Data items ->
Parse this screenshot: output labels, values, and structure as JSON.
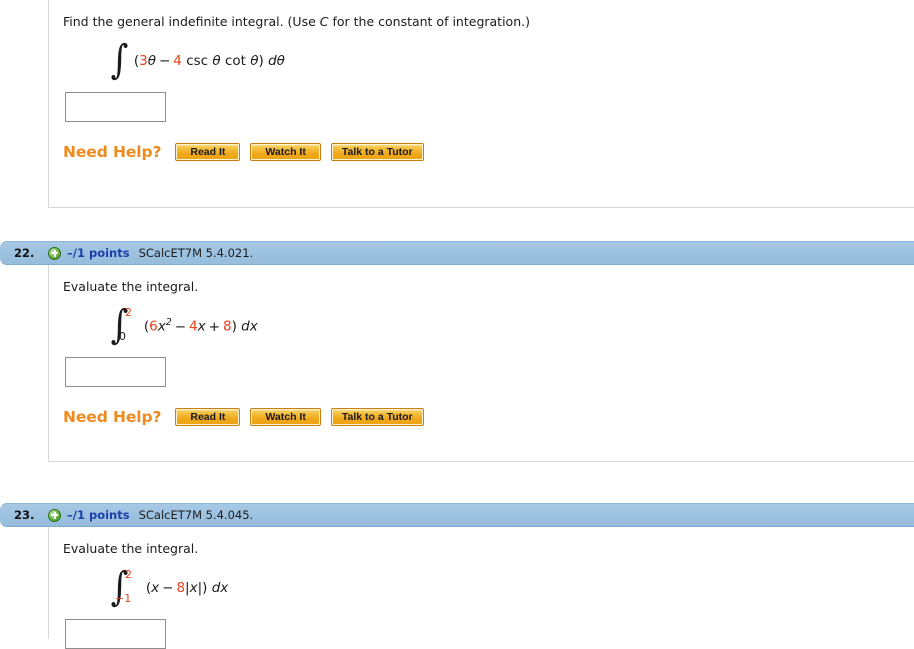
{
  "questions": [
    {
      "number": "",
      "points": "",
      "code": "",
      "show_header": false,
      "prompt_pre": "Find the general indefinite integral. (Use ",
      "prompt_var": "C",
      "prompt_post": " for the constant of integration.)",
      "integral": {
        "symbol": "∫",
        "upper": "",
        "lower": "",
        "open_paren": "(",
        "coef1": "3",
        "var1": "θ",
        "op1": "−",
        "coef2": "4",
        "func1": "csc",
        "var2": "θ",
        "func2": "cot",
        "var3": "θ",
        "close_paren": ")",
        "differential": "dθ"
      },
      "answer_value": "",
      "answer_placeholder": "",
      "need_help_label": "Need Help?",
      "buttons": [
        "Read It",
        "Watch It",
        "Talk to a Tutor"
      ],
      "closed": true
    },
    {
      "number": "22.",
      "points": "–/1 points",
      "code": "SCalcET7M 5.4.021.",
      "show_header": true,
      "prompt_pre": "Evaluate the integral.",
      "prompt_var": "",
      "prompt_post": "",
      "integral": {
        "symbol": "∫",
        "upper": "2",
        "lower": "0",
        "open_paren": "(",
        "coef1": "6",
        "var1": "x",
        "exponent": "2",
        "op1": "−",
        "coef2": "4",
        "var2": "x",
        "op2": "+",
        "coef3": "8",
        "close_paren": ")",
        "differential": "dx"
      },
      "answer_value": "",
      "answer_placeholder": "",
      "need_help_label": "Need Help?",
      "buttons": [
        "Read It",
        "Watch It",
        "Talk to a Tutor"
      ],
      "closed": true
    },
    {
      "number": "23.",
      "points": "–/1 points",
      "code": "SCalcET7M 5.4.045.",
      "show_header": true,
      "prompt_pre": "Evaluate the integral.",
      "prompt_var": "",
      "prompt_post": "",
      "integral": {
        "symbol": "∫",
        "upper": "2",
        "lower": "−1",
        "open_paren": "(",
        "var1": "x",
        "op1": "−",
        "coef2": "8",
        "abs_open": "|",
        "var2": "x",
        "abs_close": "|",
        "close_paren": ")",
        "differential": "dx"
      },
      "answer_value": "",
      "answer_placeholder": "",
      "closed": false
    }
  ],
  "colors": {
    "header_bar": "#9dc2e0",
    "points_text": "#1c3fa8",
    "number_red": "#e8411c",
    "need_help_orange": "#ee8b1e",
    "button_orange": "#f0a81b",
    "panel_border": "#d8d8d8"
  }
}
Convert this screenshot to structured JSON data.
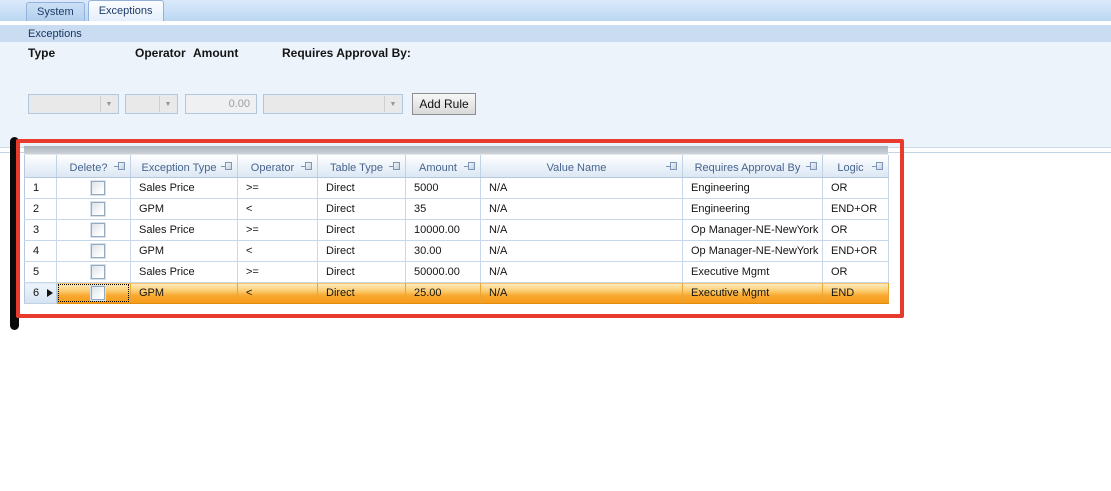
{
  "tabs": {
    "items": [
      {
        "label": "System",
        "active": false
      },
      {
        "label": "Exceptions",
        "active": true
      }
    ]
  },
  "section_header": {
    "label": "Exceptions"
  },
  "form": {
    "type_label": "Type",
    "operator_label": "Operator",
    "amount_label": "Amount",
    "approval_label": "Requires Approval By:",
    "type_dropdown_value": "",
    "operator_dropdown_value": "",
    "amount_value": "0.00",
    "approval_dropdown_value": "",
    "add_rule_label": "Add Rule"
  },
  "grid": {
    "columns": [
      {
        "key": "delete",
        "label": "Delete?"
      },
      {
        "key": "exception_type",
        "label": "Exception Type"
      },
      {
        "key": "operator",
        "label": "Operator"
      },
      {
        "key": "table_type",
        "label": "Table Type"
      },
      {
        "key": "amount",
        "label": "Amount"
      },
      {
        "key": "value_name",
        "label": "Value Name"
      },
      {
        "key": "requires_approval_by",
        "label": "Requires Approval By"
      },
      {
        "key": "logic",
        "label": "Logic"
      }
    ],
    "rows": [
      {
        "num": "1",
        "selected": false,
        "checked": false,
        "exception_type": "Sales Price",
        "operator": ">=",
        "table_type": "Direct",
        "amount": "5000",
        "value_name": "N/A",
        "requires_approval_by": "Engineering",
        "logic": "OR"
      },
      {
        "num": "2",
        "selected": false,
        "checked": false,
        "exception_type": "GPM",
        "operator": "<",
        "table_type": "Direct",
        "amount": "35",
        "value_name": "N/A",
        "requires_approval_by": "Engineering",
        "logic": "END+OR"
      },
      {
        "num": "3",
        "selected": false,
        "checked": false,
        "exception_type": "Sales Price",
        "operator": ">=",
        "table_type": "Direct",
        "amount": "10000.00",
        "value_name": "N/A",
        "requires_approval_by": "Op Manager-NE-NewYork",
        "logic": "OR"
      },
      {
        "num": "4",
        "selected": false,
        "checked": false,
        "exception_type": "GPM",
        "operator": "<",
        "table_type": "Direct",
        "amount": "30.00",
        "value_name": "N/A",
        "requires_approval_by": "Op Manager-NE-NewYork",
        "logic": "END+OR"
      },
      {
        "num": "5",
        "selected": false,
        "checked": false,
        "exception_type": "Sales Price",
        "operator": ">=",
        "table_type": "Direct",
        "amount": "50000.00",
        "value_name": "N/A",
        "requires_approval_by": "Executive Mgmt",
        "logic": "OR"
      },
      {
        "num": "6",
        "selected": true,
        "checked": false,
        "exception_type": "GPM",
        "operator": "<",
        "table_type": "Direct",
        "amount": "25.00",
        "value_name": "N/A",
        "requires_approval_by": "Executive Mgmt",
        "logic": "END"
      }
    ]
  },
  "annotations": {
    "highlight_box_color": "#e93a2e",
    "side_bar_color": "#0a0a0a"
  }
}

Goal -> Each record above is to be restated exactly, with its pictures removed from the copy.

Problem solution ->
Parse this screenshot: output labels, values, and structure as JSON.
{
  "questions": [
    {
      "number": "",
      "points": "",
      "code": "",
      "show_header": false,
      "prompt_pre": "Find the general indefinite integral. (Use ",
      "prompt_var": "C",
      "prompt_post": " for the constant of integration.)",
      "integral": {
        "symbol": "∫",
        "upper": "",
        "lower": "",
        "open_paren": "(",
        "coef1": "3",
        "var1": "θ",
        "op1": "−",
        "coef2": "4",
        "func1": "csc",
        "var2": "θ",
        "func2": "cot",
        "var3": "θ",
        "close_paren": ")",
        "differential": "dθ"
      },
      "answer_value": "",
      "answer_placeholder": "",
      "need_help_label": "Need Help?",
      "buttons": [
        "Read It",
        "Watch It",
        "Talk to a Tutor"
      ],
      "closed": true
    },
    {
      "number": "22.",
      "points": "–/1 points",
      "code": "SCalcET7M 5.4.021.",
      "show_header": true,
      "prompt_pre": "Evaluate the integral.",
      "prompt_var": "",
      "prompt_post": "",
      "integral": {
        "symbol": "∫",
        "upper": "2",
        "lower": "0",
        "open_paren": "(",
        "coef1": "6",
        "var1": "x",
        "exponent": "2",
        "op1": "−",
        "coef2": "4",
        "var2": "x",
        "op2": "+",
        "coef3": "8",
        "close_paren": ")",
        "differential": "dx"
      },
      "answer_value": "",
      "answer_placeholder": "",
      "need_help_label": "Need Help?",
      "buttons": [
        "Read It",
        "Watch It",
        "Talk to a Tutor"
      ],
      "closed": true
    },
    {
      "number": "23.",
      "points": "–/1 points",
      "code": "SCalcET7M 5.4.045.",
      "show_header": true,
      "prompt_pre": "Evaluate the integral.",
      "prompt_var": "",
      "prompt_post": "",
      "integral": {
        "symbol": "∫",
        "upper": "2",
        "lower": "−1",
        "open_paren": "(",
        "var1": "x",
        "op1": "−",
        "coef2": "8",
        "abs_open": "|",
        "var2": "x",
        "abs_close": "|",
        "close_paren": ")",
        "differential": "dx"
      },
      "answer_value": "",
      "answer_placeholder": "",
      "closed": false
    }
  ],
  "colors": {
    "header_bar": "#9dc2e0",
    "points_text": "#1c3fa8",
    "number_red": "#e8411c",
    "need_help_orange": "#ee8b1e",
    "button_orange": "#f0a81b",
    "panel_border": "#d8d8d8"
  }
}
Convert this screenshot to structured JSON data.
{
  "tabs": {
    "items": [
      {
        "label": "System",
        "active": false
      },
      {
        "label": "Exceptions",
        "active": true
      }
    ]
  },
  "section_header": {
    "label": "Exceptions"
  },
  "form": {
    "type_label": "Type",
    "operator_label": "Operator",
    "amount_label": "Amount",
    "approval_label": "Requires Approval By:",
    "type_dropdown_value": "",
    "operator_dropdown_value": "",
    "amount_value": "0.00",
    "approval_dropdown_value": "",
    "add_rule_label": "Add Rule"
  },
  "grid": {
    "columns": [
      {
        "key": "delete",
        "label": "Delete?"
      },
      {
        "key": "exception_type",
        "label": "Exception Type"
      },
      {
        "key": "operator",
        "label": "Operator"
      },
      {
        "key": "table_type",
        "label": "Table Type"
      },
      {
        "key": "amount",
        "label": "Amount"
      },
      {
        "key": "value_name",
        "label": "Value Name"
      },
      {
        "key": "requires_approval_by",
        "label": "Requires Approval By"
      },
      {
        "key": "logic",
        "label": "Logic"
      }
    ],
    "rows": [
      {
        "num": "1",
        "selected": false,
        "checked": false,
        "exception_type": "Sales Price",
        "operator": ">=",
        "table_type": "Direct",
        "amount": "5000",
        "value_name": "N/A",
        "requires_approval_by": "Engineering",
        "logic": "OR"
      },
      {
        "num": "2",
        "selected": false,
        "checked": false,
        "exception_type": "GPM",
        "operator": "<",
        "table_type": "Direct",
        "amount": "35",
        "value_name": "N/A",
        "requires_approval_by": "Engineering",
        "logic": "END+OR"
      },
      {
        "num": "3",
        "selected": false,
        "checked": false,
        "exception_type": "Sales Price",
        "operator": ">=",
        "table_type": "Direct",
        "amount": "10000.00",
        "value_name": "N/A",
        "requires_approval_by": "Op Manager-NE-NewYork",
        "logic": "OR"
      },
      {
        "num": "4",
        "selected": false,
        "checked": false,
        "exception_type": "GPM",
        "operator": "<",
        "table_type": "Direct",
        "amount": "30.00",
        "value_name": "N/A",
        "requires_approval_by": "Op Manager-NE-NewYork",
        "logic": "END+OR"
      },
      {
        "num": "5",
        "selected": false,
        "checked": false,
        "exception_type": "Sales Price",
        "operator": ">=",
        "table_type": "Direct",
        "amount": "50000.00",
        "value_name": "N/A",
        "requires_approval_by": "Executive Mgmt",
        "logic": "OR"
      },
      {
        "num": "6",
        "selected": true,
        "checked": false,
        "exception_type": "GPM",
        "operator": "<",
        "table_type": "Direct",
        "amount": "25.00",
        "value_name": "N/A",
        "requires_approval_by": "Executive Mgmt",
        "logic": "END"
      }
    ]
  },
  "annotations": {
    "highlight_box_color": "#e93a2e",
    "side_bar_color": "#0a0a0a"
  }
}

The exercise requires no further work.